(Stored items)
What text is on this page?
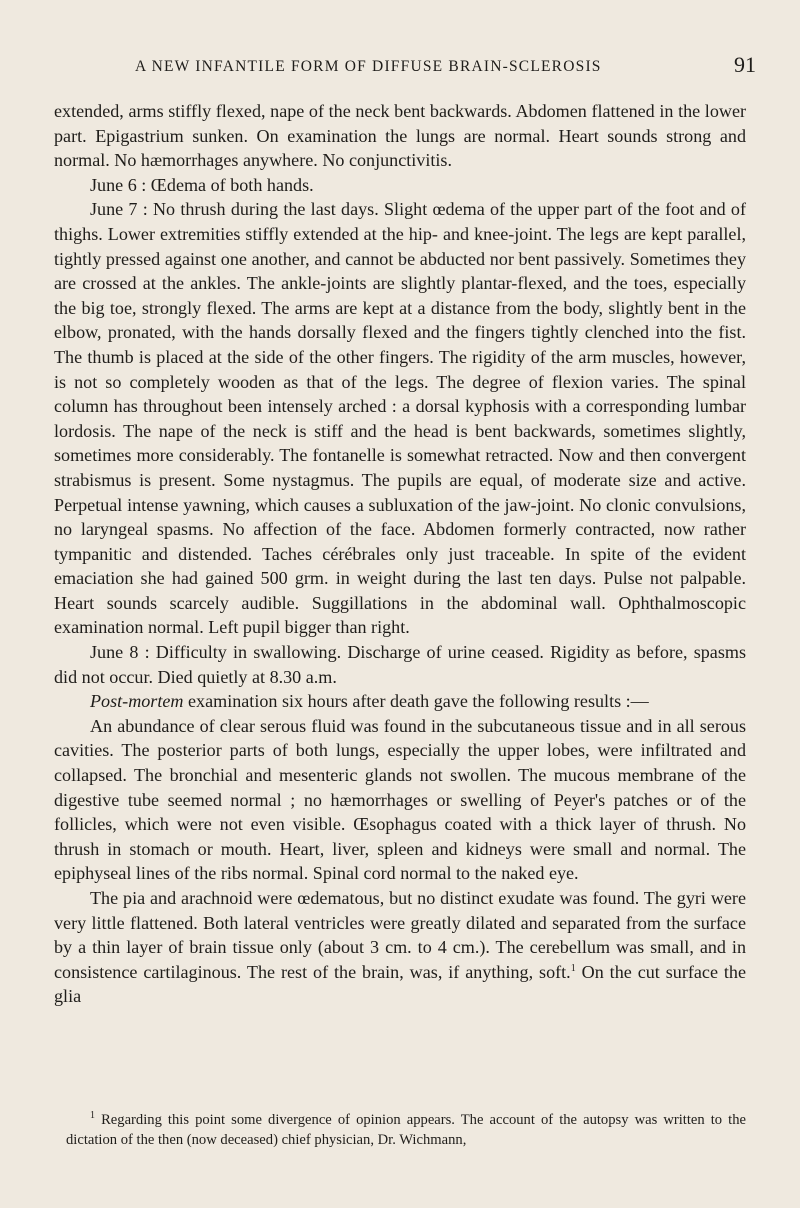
A NEW INFANTILE FORM OF DIFFUSE BRAIN-SCLEROSIS	91

extended, arms stiffly flexed, nape of the neck bent backwards. Abdomen flattened in the lower part. Epigastrium sunken. On examination the lungs are normal. Heart sounds strong and normal. No hæmorrhages anywhere. No conjunctivitis.

June 6 : Œdema of both hands.

June 7 : No thrush during the last days. Slight œdema of the upper part of the foot and of thighs. Lower extremities stiffly extended at the hip- and knee-joint. The legs are kept parallel, tightly pressed against one another, and cannot be abducted nor bent passively. Sometimes they are crossed at the ankles. The ankle-joints are slightly plantar-flexed, and the toes, especially the big toe, strongly flexed. The arms are kept at a distance from the body, slightly bent in the elbow, pronated, with the hands dorsally flexed and the fingers tightly clenched into the fist. The thumb is placed at the side of the other fingers. The rigidity of the arm muscles, however, is not so completely wooden as that of the legs. The degree of flexion varies. The spinal column has throughout been intensely arched : a dorsal kyphosis with a corresponding lumbar lordosis. The nape of the neck is stiff and the head is bent backwards, sometimes slightly, sometimes more considerably. The fontanelle is somewhat retracted. Now and then convergent strabismus is present. Some nystagmus. The pupils are equal, of moderate size and active. Perpetual intense yawning, which causes a subluxation of the jaw-joint. No clonic convulsions, no laryngeal spasms. No affection of the face. Abdomen formerly contracted, now rather tympanitic and distended. Taches cérébrales only just traceable. In spite of the evident emaciation she had gained 500 grm. in weight during the last ten days. Pulse not palpable. Heart sounds scarcely audible. Suggillations in the abdominal wall. Ophthalmoscopic examination normal. Left pupil bigger than right.

June 8 : Difficulty in swallowing. Discharge of urine ceased. Rigidity as before, spasms did not occur. Died quietly at 8.30 a.m.

Post-mortem examination six hours after death gave the following results :—

An abundance of clear serous fluid was found in the subcutaneous tissue and in all serous cavities. The posterior parts of both lungs, especially the upper lobes, were infiltrated and collapsed. The bronchial and mesenteric glands not swollen. The mucous membrane of the digestive tube seemed normal ; no hæmorrhages or swelling of Peyer's patches or of the follicles, which were not even visible. Œsophagus coated with a thick layer of thrush. No thrush in stomach or mouth. Heart, liver, spleen and kidneys were small and normal. The epiphyseal lines of the ribs normal. Spinal cord normal to the naked eye.

The pia and arachnoid were œdematous, but no distinct exudate was found. The gyri were very little flattened. Both lateral ventricles were greatly dilated and separated from the surface by a thin layer of brain tissue only (about 3 cm. to 4 cm.). The cerebellum was small, and in consistence cartilaginous. The rest of the brain, was, if anything, soft.$^1$ On the cut surface the glia

$^1$ Regarding this point some divergence of opinion appears. The account of the autopsy was written to the dictation of the then (now deceased) chief physician, Dr. Wichmann,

• SET TASK
Omit all pictures while transcribing the entries verbatim.

• REPLY TO THE TASK
What text is on this page?
A NEW INFANTILE FORM OF DIFFUSE BRAIN-SCLEROSIS	91

extended, arms stiffly flexed, nape of the neck bent backwards. Abdomen flattened in the lower part. Epigastrium sunken. On examination the lungs are normal. Heart sounds strong and normal. No hæmorrhages anywhere. No conjunctivitis.

June 6 : Œdema of both hands.

June 7 : No thrush during the last days. Slight œdema of the upper part of the foot and of thighs. Lower extremities stiffly extended at the hip- and knee-joint. The legs are kept parallel, tightly pressed against one another, and cannot be abducted nor bent passively. Sometimes they are crossed at the ankles. The ankle-joints are slightly plantar-flexed, and the toes, especially the big toe, strongly flexed. The arms are kept at a distance from the body, slightly bent in the elbow, pronated, with the hands dorsally flexed and the fingers tightly clenched into the fist. The thumb is placed at the side of the other fingers. The rigidity of the arm muscles, however, is not so completely wooden as that of the legs. The degree of flexion varies. The spinal column has throughout been intensely arched : a dorsal kyphosis with a corresponding lumbar lordosis. The nape of the neck is stiff and the head is bent backwards, sometimes slightly, sometimes more considerably. The fontanelle is somewhat retracted. Now and then convergent strabismus is present. Some nystagmus. The pupils are equal, of moderate size and active. Perpetual intense yawning, which causes a subluxation of the jaw-joint. No clonic convulsions, no laryngeal spasms. No affection of the face. Abdomen formerly contracted, now rather tympanitic and distended. Taches cérébrales only just traceable. In spite of the evident emaciation she had gained 500 grm. in weight during the last ten days. Pulse not palpable. Heart sounds scarcely audible. Suggillations in the abdominal wall. Ophthalmoscopic examination normal. Left pupil bigger than right.

June 8 : Difficulty in swallowing. Discharge of urine ceased. Rigidity as before, spasms did not occur. Died quietly at 8.30 a.m.

Post-mortem examination six hours after death gave the following results :—

An abundance of clear serous fluid was found in the subcutaneous tissue and in all serous cavities. The posterior parts of both lungs, especially the upper lobes, were infiltrated and collapsed. The bronchial and mesenteric glands not swollen. The mucous membrane of the digestive tube seemed normal ; no hæmorrhages or swelling of Peyer's patches or of the follicles, which were not even visible. Œsophagus coated with a thick layer of thrush. No thrush in stomach or mouth. Heart, liver, spleen and kidneys were small and normal. The epiphyseal lines of the ribs normal. Spinal cord normal to the naked eye.

The pia and arachnoid were œdematous, but no distinct exudate was found. The gyri were very little flattened. Both lateral ventricles were greatly dilated and separated from the surface by a thin layer of brain tissue only (about 3 cm. to 4 cm.). The cerebellum was small, and in consistence cartilaginous. The rest of the brain, was, if anything, soft.$^1$ On the cut surface the glia

$^1$ Regarding this point some divergence of opinion appears. The account of the autopsy was written to the dictation of the then (now deceased) chief physician, Dr. Wichmann,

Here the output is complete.